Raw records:

###

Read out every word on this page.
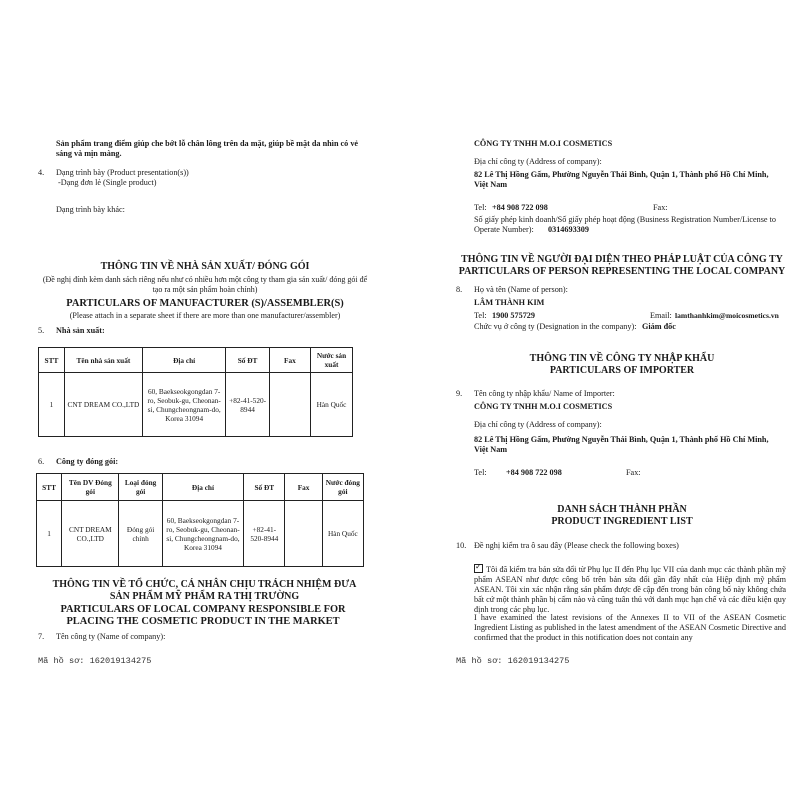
Sản phẩm trang điểm giúp che bớt lỗ chân lông trên da mặt, giúp bề mặt da nhìn có vẻ sáng và mịn màng.
4. Dạng trình bày (Product presentation(s))
-Dạng đơn lẻ (Single product)
Dạng trình bày khác:
THÔNG TIN VỀ NHÀ SẢN XUẤT/ ĐÓNG GÓI
(Đề nghị đính kèm danh sách riêng nếu như có nhiều hơn một công ty tham gia sản xuất/ đóng gói để tạo ra một sản phẩm hoàn chỉnh)
PARTICULARS OF MANUFACTURER (S)/ASSEMBLER(S)
(Please attach in a separate sheet if there are more than one manufacturer/assembler)
5. Nhà sản xuất:
STT	Tên nhà sản xuất	Địa chỉ	Số ĐT	Fax	Nước sản xuất
1	CNT DREAM CO.,LTD	60, Baekseokgongdan 7-ro, Seobuk-gu, Cheonan-si, Chungcheongnam-do, Korea 31094	+82-41-520-8944		Hàn Quốc
6. Công ty đóng gói:
STT	Tên DV Đóng gói	Loại đóng gói	Địa chỉ	Số ĐT	Fax	Nước đóng gói
1	CNT DREAM CO.,LTD	Đóng gói chính	60, Baekseokgongdan 7-ro, Seobuk-gu, Cheonan-si, Chungcheongnam-do, Korea 31094	+82-41-520-8944		Hàn Quốc
THÔNG TIN VỀ TỔ CHỨC, CÁ NHÂN CHỊU TRÁCH NHIỆM ĐƯA SẢN PHẨM MỸ PHẨM RA THỊ TRƯỜNG
PARTICULARS OF LOCAL COMPANY RESPONSIBLE FOR PLACING THE COSMETIC PRODUCT IN THE MARKET
7. Tên công ty (Name of company):
Mã hồ sơ: 162019134275
CÔNG TY TNHH M.O.I COSMETICS
Địa chỉ công ty (Address of company):
82 Lê Thị Hồng Gấm, Phường Nguyễn Thái Bình, Quận 1, Thành phố Hồ Chí Minh, Việt Nam
Tel: +84 908 722 098	Fax:
Số giấy phép kinh doanh/Số giấy phép hoạt động (Business Registration Number/License to Operate Number):	0314693309
THÔNG TIN VỀ NGƯỜI ĐẠI DIỆN THEO PHÁP LUẬT CỦA CÔNG TY
PARTICULARS OF PERSON REPRESENTING THE LOCAL COMPANY
8. Họ và tên (Name of person):
LÂM THÀNH KIM
Tel: 1900 575729	Email: lamthanhkim@moicosmetics.vn
Chức vụ ở công ty (Designation in the company): Giám đốc
THÔNG TIN VỀ CÔNG TY NHẬP KHẨU
PARTICULARS OF IMPORTER
9. Tên công ty nhập khẩu/ Name of Importer:
CÔNG TY TNHH M.O.I COSMETICS
Địa chỉ công ty (Address of company):
82 Lê Thị Hồng Gấm, Phường Nguyễn Thái Bình, Quận 1, Thành phố Hồ Chí Minh, Việt Nam
Tel: +84 908 722 098	Fax:
DANH SÁCH THÀNH PHẦN
PRODUCT INGREDIENT LIST
10. Đề nghị kiểm tra ô sau đây (Please check the following boxes)
✓Tôi đã kiểm tra bản sửa đổi từ Phụ lục II đến Phụ lục VII của danh mục các thành phần mỹ phẩm ASEAN như được công bố trên bản sửa đổi gần đây nhất của Hiệp định mỹ phẩm ASEAN. Tôi xin xác nhận rằng sản phẩm được đề cập đến trong bản công bố này không chứa bất cứ một thành phần bị cấm nào và cũng tuân thủ với danh mục hạn chế và các điều kiện quy định trong các phụ lục.
I have examined the latest revisions of the Annexes II to VII of the ASEAN Cosmetic Ingredient Listing as published in the latest amendment of the ASEAN Cosmetic Directive and confirmed that the product in this notification does not contain any
Mã hồ sơ: 162019134275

###

TASK TO CARRY OUT: From the records given above, copy all lines containing "this".

WRITTEN REPLY:
Read out every word on this page.
I have examined the latest revisions of the Annexes II to VII of the ASEAN Cosmetic Ingredient Listing as published in the latest amendment of the ASEAN Cosmetic Directive and confirmed that the product in this notification does not contain any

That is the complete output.